Count the lines of the rows below that contain the string "Taeyong", with case taken into account, and give only the number.

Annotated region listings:
(begin)

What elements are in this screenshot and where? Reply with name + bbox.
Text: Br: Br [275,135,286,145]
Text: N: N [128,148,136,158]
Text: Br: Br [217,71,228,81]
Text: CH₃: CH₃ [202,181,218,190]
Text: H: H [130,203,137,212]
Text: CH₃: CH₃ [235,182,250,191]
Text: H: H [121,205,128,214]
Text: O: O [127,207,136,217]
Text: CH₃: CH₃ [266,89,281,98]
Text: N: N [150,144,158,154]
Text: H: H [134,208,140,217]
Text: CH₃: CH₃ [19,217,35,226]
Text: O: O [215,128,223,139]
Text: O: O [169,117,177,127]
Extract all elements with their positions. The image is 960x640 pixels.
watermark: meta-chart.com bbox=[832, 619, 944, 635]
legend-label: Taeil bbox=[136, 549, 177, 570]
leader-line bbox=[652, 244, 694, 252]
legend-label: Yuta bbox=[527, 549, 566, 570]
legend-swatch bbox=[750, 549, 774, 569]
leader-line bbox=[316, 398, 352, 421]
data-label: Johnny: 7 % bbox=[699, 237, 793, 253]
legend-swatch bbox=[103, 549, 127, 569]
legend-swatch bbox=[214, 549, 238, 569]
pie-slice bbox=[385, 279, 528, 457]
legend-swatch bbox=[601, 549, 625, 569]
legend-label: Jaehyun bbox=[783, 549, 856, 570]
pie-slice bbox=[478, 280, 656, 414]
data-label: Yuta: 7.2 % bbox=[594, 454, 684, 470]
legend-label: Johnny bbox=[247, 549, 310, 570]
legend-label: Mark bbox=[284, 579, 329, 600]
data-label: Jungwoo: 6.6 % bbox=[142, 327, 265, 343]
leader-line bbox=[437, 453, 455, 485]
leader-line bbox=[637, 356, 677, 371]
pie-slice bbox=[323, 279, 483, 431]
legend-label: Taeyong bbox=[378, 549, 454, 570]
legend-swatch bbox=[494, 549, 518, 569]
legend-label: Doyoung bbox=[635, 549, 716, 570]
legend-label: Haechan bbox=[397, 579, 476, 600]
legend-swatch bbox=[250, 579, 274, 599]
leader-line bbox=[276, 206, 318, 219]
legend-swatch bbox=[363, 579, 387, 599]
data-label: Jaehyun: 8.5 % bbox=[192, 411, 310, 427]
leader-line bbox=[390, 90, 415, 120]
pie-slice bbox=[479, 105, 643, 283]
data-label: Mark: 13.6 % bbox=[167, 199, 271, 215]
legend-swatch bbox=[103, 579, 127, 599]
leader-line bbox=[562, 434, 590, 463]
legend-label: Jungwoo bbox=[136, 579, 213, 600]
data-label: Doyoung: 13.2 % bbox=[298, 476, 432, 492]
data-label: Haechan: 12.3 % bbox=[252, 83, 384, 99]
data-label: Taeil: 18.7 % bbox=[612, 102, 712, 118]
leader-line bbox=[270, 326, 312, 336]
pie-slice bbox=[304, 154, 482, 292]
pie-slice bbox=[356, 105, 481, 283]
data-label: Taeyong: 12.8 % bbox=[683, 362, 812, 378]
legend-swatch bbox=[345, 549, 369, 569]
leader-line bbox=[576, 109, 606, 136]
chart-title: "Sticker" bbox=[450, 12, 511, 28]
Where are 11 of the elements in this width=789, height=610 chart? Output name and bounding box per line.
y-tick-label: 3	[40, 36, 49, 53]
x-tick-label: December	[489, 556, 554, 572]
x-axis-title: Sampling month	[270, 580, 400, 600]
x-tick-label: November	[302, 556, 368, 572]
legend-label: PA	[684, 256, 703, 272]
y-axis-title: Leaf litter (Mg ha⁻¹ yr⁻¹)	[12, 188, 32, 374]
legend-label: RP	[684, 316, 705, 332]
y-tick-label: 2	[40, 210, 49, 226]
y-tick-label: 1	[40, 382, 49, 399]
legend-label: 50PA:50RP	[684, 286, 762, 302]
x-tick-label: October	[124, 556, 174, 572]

(end)

◆ **Result of this exercise**: 2